'''

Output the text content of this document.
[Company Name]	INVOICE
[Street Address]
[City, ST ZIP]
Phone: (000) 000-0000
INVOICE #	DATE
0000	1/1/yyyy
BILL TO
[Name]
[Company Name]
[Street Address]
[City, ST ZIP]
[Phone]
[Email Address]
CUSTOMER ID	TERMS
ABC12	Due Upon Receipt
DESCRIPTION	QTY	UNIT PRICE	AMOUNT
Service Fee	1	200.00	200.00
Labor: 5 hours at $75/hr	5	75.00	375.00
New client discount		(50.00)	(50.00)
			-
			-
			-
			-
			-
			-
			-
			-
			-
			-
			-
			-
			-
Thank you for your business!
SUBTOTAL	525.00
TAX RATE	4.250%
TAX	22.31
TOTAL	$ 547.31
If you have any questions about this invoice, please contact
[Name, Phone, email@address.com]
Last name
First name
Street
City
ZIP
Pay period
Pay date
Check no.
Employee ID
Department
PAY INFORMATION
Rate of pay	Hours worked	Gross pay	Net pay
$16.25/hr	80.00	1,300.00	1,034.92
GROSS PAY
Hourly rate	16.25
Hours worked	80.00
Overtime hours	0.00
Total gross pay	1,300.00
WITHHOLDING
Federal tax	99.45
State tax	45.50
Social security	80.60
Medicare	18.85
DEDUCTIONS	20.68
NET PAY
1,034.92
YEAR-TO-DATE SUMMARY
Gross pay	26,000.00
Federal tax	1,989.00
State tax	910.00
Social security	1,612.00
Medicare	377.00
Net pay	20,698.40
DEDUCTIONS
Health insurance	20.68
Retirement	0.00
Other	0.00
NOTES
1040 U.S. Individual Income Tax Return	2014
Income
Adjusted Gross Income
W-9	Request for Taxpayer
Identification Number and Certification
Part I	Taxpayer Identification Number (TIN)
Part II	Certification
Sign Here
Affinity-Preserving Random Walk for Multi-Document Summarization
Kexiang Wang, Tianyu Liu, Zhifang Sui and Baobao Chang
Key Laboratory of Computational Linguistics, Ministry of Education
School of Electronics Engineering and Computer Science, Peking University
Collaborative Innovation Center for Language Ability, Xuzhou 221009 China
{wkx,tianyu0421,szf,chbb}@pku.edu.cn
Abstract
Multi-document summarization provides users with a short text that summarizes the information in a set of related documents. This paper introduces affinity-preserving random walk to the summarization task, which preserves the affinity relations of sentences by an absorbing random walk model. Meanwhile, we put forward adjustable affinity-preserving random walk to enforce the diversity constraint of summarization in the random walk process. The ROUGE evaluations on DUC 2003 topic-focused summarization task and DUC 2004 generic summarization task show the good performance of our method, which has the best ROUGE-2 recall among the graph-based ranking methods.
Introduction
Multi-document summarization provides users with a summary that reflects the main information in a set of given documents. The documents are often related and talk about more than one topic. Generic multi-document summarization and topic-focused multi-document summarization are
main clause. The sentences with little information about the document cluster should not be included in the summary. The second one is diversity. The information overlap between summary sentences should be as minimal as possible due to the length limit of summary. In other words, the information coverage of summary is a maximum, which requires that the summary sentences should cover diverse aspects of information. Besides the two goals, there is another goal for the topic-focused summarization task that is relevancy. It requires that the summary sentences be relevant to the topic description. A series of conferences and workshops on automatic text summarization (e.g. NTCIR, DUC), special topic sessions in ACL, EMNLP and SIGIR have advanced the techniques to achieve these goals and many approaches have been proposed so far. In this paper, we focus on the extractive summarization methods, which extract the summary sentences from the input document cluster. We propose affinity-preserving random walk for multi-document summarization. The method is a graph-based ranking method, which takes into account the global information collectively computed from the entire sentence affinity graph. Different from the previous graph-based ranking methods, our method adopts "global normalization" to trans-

'''
'''

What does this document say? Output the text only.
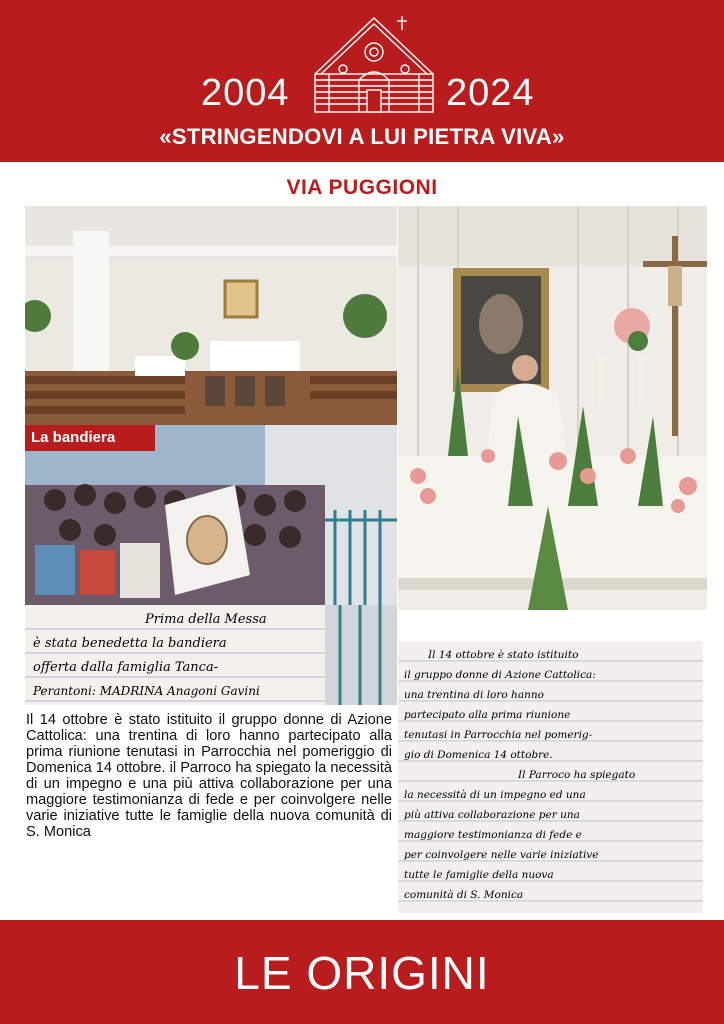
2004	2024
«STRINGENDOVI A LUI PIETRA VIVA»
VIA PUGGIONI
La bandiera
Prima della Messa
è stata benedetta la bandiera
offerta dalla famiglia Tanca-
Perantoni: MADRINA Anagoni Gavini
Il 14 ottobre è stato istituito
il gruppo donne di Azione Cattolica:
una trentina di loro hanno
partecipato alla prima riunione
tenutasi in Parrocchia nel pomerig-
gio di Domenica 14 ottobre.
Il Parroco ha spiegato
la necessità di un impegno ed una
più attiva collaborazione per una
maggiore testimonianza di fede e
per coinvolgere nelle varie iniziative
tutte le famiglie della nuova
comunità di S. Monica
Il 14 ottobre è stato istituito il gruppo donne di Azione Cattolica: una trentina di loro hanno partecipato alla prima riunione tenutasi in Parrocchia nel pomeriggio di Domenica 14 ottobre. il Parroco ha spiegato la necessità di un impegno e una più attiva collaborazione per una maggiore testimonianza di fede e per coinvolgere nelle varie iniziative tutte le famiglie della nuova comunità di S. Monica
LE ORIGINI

'''
'''

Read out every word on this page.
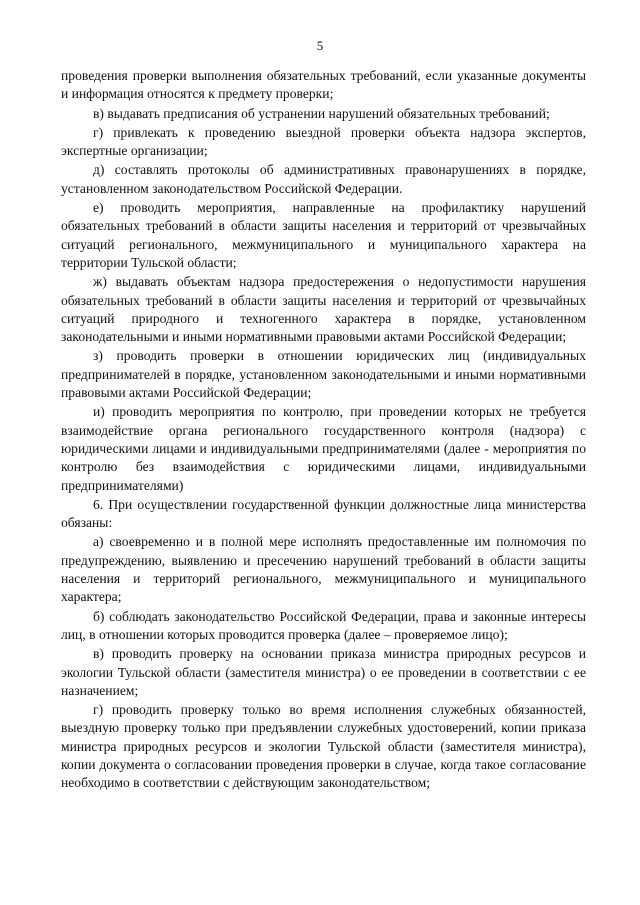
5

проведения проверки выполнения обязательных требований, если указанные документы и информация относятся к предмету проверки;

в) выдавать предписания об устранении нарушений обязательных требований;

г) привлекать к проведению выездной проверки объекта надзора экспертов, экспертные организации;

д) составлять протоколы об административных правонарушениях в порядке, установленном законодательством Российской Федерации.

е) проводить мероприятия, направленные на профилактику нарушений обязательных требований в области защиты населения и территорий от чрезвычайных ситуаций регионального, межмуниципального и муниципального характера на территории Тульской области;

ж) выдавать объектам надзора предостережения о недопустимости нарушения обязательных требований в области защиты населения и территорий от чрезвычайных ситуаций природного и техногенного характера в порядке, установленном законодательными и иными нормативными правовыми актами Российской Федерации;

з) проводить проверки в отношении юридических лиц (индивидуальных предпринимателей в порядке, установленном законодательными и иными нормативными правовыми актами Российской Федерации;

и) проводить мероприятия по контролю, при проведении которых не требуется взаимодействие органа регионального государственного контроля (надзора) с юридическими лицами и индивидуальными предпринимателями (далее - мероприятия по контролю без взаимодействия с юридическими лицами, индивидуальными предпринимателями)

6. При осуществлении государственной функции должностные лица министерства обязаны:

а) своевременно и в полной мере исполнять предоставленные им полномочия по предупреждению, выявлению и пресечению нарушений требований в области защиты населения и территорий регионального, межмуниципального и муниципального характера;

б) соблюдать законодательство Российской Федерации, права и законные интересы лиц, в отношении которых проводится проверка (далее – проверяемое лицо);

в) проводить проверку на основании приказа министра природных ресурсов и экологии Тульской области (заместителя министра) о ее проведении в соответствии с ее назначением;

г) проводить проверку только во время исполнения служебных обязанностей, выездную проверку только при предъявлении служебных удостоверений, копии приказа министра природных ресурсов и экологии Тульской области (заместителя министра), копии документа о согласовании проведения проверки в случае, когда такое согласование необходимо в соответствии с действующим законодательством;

'''

→ **Task prompt**:
In the records above, locate each line with the word "требований". Copy all such lines.

→ **Task solution**:
проведения проверки выполнения обязательных требований, если указанные документы и информация относятся к предмету проверки;
в) выдавать предписания об устранении нарушений обязательных требований;
е) проводить мероприятия, направленные на профилактику нарушений обязательных требований в области защиты населения и территорий от чрезвычайных ситуаций регионального, межмуниципального и муниципального характера на территории Тульской области;
ж) выдавать объектам надзора предостережения о недопустимости нарушения обязательных требований в области защиты населения и территорий от чрезвычайных ситуаций природного и техногенного характера в порядке, установленном законодательными и иными нормативными правовыми актами Российской Федерации;
а) своевременно и в полной мере исполнять предоставленные им полномочия по предупреждению, выявлению и пресечению нарушений требований в области защиты населения и территорий регионального, межмуниципального и муниципального характера;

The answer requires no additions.